Passage cité =
Non classé

Astroturfing : l’usurpation de représentativité

Fake PicassoJe viens d’apprendre un nouveau mot (merci Michael Lenczner ) : chez les Américains, le néologisme « astroturfing« (définitions sur Wikipedia et SourceWatch) décrit un projet secret de relation publique qui cherche délibéremment à forger l’impression qu’il s’agit d’un mouvement populaire spontané (« grassroots« ) . (Astroturf est le nom commerciale de l’herbe synthétique utilisé dans certains stades)

Le but de la manipulation est de créer l’apparence d’un public autonome qui réagit ou promeut un service, un évènement, un produit, une compagnie ou une politique. Notamment via des communications aux journaux, à travers des blogues /forums ou sur la place publique. La mesure du succès est évaluée au nombre de vrais supporteurs qui s’ajoutent de bonne foi au mouvement.

Manip 2.0
La manipulation n’est pas nouvelle et existe depuis que l’opinion publique est devenu une force politique (pensons à la triste Nuit de Cristal en 1938). Son nouveau visage via la montée d’Internet force la suspicion sur tous projets qui se veulent « grassroot » afin d’éviter la manipulation idéologique, gouvernementale ou commerciale.

Les sources de la manipulation en soi sont multiples, et en un sens nous sommes tous, individuellement, manipulés d’une façon ou d’une autre, (et c’est une discussion philosophique qui mérite un billet à part), mais l’astroturfing est une variante du mensonge sur la place publique car il est basé sur une « usurpation de représentativité » et s’apparente à de la désinformation.

Les exemples cités dans les liens plus haut concernent surtout les manipulations gouvernementales. Mais les compagnies me semblent aussi une menace.

Dans une réalité démesurée où l’expérience du monde « de première main » laisse toute la place à des « expériences transmises par des tiers », se faire une idée par soi-même demande l’apport de stratégies nouvelles (dont les autorités cognitives dont j’ai souvent parlé ici).

Propagande anonyme
L’intox, la désinformation des pensées citoyennes, dépasse la simple publicité (qui possède des codes de reconnaissance relativement clairs et fait normalement appel à un contrat explicite entre le public et le marchant) pour entrer dans la domaine risqué de la manipulation des perceptions. Le placement de produit est sur ce terrain instable.

Sur le web l’absence d’identification, via les pseudos, permet ce genre de propagande. Des commentaires laissés sur des blogues, des forums permettent de répandre un point de vue. Seul le recoupement des adresses IP permet de deviner que les « différents » commentateurs sur différents sites proviennent du même ordinateur, ou d’un ensemble d’ordinateurs.

Plus c’est gros, plus on y croit
À un niveau industriel, la technique peut faire frémir. Dans un très long commentaire sur le blog de Bernard Salanié, on décrit un processus pour forger une « communauté de réputation » sur un site très connu de vente aux enchères. Avec un peu de temps et d’argent, il est possible de monter une banque de milliers d’usagers bidons qui se « vendent » et « s’achètent » mutuellement des produits pour « augmenter leur réputation ».

Consigne = Poursuivez le texte ci-dessus sur l'astroturfing, en reprenant juste après sa dernière phrase.

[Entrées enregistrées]

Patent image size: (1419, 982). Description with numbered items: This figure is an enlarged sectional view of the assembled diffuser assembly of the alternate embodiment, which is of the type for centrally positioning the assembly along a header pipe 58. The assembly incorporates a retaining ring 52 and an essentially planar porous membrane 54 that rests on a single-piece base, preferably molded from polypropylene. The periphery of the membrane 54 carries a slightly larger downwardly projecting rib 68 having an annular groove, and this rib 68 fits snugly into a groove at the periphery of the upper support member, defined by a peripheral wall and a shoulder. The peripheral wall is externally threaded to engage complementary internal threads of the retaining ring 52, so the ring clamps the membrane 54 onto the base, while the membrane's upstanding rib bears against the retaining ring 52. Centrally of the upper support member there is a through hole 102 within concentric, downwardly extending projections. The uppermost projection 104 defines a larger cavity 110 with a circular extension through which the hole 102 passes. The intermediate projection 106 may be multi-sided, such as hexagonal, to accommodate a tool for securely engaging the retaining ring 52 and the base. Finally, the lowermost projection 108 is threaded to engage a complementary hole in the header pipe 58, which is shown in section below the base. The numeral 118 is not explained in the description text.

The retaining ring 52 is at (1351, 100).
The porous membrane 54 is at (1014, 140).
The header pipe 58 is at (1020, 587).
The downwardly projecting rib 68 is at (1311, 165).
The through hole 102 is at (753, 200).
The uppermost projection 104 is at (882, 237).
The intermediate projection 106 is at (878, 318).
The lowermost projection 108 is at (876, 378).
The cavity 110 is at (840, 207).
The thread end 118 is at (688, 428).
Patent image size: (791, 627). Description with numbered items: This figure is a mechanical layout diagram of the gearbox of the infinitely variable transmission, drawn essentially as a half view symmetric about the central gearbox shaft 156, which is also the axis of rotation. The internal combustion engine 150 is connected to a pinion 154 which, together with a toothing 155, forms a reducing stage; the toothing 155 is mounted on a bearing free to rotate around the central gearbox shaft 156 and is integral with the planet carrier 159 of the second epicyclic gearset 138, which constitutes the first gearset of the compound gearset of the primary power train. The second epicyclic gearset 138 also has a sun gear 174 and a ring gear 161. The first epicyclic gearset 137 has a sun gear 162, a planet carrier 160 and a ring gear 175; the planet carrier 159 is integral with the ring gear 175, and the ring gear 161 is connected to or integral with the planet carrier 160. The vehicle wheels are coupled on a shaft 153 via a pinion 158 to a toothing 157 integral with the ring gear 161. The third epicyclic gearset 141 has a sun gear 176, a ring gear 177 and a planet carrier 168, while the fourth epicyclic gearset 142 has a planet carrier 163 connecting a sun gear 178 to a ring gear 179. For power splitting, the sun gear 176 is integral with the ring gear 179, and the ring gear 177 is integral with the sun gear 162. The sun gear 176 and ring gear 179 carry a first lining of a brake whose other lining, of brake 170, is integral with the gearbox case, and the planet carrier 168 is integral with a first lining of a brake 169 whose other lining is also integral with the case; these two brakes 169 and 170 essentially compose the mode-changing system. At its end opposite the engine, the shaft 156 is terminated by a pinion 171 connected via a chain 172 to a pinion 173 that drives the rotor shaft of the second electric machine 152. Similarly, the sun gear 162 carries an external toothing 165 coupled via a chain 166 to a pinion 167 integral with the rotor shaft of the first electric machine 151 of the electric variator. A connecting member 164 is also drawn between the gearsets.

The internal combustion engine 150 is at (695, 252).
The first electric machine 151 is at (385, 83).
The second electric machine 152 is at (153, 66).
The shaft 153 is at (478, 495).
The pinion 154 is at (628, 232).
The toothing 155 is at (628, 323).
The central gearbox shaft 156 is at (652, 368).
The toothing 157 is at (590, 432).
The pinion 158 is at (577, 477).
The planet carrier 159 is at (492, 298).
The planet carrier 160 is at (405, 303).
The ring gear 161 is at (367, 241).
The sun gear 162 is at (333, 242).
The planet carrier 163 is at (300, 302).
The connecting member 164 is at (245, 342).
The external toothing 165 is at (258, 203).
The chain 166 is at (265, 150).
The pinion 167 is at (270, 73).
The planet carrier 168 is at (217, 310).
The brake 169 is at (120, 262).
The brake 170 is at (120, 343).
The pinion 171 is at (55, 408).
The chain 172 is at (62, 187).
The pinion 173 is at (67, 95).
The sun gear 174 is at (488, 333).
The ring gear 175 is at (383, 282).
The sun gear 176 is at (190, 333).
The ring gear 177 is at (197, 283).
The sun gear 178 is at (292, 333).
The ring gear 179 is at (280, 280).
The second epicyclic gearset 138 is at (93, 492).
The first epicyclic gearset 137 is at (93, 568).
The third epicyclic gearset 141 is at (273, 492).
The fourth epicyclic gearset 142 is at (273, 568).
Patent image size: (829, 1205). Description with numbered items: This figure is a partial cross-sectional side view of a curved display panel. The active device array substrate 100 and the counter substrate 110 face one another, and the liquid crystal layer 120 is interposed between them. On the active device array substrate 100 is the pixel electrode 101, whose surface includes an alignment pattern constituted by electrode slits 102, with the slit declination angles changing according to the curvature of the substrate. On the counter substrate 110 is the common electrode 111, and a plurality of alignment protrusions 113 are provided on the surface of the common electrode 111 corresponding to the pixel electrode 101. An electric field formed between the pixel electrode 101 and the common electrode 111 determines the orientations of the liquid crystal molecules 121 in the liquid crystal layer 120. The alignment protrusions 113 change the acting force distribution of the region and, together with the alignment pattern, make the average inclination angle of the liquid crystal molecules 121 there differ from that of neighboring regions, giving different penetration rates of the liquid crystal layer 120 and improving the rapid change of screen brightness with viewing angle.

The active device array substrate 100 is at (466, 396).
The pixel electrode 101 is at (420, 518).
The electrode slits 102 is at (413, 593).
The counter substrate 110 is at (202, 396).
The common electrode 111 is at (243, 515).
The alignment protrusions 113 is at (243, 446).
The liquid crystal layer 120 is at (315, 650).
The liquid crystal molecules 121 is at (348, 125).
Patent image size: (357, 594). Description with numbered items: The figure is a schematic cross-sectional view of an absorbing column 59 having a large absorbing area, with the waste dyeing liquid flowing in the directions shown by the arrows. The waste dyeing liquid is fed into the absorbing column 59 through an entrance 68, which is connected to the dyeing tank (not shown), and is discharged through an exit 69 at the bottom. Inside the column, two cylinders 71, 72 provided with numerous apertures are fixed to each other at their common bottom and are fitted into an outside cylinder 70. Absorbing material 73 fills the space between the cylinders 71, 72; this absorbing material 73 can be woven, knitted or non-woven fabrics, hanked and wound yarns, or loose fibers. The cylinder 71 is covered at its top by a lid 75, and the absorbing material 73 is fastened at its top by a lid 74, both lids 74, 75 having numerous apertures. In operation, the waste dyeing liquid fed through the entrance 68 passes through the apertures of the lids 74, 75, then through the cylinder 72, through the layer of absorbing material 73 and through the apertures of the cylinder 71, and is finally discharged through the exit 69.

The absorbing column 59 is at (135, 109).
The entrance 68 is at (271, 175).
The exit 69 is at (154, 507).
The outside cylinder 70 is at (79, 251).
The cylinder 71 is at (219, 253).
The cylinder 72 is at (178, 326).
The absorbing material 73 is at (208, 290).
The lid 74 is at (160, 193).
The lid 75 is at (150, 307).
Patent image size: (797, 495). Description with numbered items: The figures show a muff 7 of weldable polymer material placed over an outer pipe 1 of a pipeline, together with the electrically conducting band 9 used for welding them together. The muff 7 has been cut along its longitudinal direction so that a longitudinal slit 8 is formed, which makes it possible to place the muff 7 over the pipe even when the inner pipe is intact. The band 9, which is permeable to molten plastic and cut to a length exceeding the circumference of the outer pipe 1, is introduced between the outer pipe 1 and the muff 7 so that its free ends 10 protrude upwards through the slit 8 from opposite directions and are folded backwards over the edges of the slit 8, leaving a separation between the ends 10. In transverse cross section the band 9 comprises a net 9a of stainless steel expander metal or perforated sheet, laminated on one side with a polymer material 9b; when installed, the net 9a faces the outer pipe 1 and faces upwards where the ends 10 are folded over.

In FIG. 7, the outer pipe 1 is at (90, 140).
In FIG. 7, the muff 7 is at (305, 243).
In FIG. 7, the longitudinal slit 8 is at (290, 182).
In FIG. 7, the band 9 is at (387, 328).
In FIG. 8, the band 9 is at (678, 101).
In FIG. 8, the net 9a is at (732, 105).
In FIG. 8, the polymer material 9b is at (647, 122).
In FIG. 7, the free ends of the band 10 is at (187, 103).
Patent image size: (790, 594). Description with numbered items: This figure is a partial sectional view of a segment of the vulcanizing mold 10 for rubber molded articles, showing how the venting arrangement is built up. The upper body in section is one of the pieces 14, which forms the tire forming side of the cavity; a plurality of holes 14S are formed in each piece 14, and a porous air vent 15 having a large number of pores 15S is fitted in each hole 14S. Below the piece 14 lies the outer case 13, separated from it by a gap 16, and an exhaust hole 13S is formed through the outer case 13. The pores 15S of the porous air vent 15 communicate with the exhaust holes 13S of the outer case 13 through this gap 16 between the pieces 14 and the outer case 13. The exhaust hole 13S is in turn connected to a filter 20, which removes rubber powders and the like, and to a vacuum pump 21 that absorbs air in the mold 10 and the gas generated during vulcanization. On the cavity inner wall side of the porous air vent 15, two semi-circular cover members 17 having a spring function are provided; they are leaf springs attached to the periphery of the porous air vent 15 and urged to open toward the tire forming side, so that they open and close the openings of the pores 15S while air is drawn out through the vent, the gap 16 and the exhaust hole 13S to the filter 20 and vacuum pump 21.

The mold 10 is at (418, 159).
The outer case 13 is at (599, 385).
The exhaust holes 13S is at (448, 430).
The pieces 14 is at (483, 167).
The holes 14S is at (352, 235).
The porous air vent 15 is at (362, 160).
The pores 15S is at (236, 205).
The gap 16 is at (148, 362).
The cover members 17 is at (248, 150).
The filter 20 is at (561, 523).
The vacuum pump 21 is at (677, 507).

Réponse =
Il ne reste plus ensuite qu’à « marchander » le vote d’influence (« je te vends 20 votes positifs pour 1000$ ») pour « faire monter » dans la communauté celui qui veut brûler les étapes ou tromper le monde.

Pour contrecarrer de tels astuces, il faut beaucoup de temps, donc de l’argent. A ce jeux, les individus seront toujours moins fort que les corporations.

Comment voulez-vous, vous qui allez acheter un bidule sur un tel site d’enchère, vous mettre à passer en revue chaque commentaire d’acheteurs pour « vous faire une idée » de la crédibilité du vendeur? Quand vous voyez 99% de commentaires positifs sur 1000 acheteurs, n’est-ce pas une preuve suffisante? Vous n’avez pas les moyens de vérifier, le coût est prohibitif.

L’empreinte de la fraude à grand échelle
Il y a pourtant un moyen pour déterter de telle fraude. Pour les sites ayant recours à la « réputation » ou tout système de « crédibilisation », c’est simple. Ça demande de la transparence. Ils devraient offrir un outil statistiques supplémentaire aux usagers : en créant des graphes de clusters des relations acheteurs/vendeurs.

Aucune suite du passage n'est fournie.